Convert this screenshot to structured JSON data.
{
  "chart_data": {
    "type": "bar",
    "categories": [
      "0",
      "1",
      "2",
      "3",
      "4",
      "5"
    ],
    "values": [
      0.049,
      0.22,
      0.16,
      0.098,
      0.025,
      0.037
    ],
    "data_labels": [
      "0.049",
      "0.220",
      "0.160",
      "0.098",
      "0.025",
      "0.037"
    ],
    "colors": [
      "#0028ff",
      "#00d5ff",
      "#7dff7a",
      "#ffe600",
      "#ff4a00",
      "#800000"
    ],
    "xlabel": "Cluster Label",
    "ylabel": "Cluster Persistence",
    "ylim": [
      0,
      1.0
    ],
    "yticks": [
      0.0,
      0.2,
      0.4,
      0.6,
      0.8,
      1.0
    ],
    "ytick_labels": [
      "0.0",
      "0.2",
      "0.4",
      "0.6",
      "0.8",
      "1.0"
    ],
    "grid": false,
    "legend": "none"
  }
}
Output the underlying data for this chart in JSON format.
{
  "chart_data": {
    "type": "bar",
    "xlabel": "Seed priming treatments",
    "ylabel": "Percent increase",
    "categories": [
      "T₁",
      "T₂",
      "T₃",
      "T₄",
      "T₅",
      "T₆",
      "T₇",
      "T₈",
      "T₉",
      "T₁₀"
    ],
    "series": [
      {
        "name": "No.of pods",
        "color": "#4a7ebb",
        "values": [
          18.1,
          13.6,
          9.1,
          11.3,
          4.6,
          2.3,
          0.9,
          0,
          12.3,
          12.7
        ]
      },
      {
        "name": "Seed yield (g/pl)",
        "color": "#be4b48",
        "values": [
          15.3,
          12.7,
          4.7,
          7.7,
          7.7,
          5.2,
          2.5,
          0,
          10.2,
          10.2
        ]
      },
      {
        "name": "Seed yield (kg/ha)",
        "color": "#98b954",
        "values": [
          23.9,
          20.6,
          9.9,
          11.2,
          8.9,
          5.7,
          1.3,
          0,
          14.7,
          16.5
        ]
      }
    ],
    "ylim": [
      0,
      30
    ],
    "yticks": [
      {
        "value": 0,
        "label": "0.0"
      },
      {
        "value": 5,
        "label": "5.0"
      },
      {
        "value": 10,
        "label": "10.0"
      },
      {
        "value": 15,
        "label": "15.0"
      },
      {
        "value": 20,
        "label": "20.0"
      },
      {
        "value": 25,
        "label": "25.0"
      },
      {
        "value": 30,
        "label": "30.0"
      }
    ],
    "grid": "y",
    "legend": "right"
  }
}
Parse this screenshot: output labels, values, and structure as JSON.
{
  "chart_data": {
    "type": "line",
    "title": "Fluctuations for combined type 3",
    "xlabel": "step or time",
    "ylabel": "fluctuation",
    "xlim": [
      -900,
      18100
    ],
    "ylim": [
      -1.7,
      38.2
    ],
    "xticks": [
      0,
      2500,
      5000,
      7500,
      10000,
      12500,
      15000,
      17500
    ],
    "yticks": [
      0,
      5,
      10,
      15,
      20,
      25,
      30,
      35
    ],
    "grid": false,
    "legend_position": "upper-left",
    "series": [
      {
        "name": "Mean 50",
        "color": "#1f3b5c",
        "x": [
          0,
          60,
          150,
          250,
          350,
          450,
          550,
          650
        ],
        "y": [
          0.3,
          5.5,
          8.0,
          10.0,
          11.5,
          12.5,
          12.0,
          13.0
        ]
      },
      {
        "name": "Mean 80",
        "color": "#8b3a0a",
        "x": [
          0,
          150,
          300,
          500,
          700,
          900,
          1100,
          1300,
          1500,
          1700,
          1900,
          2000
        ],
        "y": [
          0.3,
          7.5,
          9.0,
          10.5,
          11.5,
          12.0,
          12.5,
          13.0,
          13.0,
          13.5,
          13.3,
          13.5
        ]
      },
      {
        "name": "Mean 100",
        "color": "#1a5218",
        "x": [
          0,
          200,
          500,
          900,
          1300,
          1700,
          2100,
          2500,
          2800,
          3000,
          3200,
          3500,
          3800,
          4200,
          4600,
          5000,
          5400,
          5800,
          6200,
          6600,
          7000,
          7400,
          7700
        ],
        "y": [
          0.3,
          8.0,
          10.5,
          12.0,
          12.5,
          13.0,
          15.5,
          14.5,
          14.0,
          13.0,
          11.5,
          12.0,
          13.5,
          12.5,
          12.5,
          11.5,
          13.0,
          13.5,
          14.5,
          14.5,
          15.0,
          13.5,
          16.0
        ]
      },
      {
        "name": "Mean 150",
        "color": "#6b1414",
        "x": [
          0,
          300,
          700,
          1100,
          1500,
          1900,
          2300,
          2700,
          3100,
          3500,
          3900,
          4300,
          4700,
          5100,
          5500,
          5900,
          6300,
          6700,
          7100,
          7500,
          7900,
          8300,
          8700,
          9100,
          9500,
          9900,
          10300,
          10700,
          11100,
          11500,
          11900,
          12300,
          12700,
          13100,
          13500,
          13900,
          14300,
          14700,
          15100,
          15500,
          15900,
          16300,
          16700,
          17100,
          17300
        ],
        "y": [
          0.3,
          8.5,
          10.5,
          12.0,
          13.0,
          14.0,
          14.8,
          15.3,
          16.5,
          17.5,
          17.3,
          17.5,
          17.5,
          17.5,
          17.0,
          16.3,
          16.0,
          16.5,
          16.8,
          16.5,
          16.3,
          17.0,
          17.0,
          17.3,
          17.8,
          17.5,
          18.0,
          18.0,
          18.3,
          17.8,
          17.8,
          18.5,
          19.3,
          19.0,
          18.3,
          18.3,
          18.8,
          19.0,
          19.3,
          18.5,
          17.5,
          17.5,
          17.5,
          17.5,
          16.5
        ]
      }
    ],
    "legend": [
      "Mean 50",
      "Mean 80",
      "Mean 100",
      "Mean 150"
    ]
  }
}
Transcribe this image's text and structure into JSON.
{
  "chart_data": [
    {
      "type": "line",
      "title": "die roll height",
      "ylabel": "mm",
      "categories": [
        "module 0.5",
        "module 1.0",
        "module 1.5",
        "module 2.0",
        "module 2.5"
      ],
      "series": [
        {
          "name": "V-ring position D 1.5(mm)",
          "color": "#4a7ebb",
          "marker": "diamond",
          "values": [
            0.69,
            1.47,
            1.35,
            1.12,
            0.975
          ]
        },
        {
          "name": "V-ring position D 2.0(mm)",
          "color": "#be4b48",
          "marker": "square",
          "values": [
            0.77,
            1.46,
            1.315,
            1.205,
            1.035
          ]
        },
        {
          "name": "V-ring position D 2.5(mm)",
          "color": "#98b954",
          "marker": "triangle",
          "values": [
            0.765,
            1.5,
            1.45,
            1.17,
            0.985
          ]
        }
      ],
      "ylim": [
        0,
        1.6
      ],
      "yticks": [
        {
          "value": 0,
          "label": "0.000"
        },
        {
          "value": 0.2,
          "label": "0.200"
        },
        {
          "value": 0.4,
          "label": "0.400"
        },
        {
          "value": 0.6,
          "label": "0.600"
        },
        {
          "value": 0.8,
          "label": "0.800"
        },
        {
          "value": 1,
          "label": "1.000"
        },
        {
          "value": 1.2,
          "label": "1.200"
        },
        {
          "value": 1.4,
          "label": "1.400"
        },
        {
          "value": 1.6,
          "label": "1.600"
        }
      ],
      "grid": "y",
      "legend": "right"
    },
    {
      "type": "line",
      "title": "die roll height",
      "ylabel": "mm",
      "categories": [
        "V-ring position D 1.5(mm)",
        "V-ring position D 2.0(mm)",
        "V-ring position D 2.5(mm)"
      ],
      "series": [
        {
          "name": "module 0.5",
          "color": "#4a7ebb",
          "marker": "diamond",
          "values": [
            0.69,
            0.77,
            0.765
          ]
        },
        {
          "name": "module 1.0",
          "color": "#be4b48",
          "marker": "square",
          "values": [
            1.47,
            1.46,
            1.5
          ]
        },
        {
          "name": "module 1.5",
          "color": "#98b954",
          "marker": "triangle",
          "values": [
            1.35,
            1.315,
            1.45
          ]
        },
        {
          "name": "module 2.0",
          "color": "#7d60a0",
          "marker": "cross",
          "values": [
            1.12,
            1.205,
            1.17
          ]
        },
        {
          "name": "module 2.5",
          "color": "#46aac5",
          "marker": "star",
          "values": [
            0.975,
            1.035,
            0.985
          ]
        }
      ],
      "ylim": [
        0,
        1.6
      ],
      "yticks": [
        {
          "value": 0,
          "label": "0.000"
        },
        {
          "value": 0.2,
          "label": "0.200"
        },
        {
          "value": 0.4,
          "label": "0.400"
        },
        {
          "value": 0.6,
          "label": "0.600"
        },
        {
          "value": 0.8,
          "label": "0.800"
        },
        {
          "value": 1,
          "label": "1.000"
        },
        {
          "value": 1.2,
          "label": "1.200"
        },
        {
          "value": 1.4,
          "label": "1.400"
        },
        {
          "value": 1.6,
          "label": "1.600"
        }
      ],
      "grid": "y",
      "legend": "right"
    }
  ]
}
——————
Gather and copy every line of the data in which the string "Mean" is found.

### The response
        "name": "Mean 50",
        "name": "Mean 80",
        "name": "Mean 100",
        "name": "Mean 150",
      "Mean 50",
      "Mean 80",
      "Mean 100",
      "Mean 150"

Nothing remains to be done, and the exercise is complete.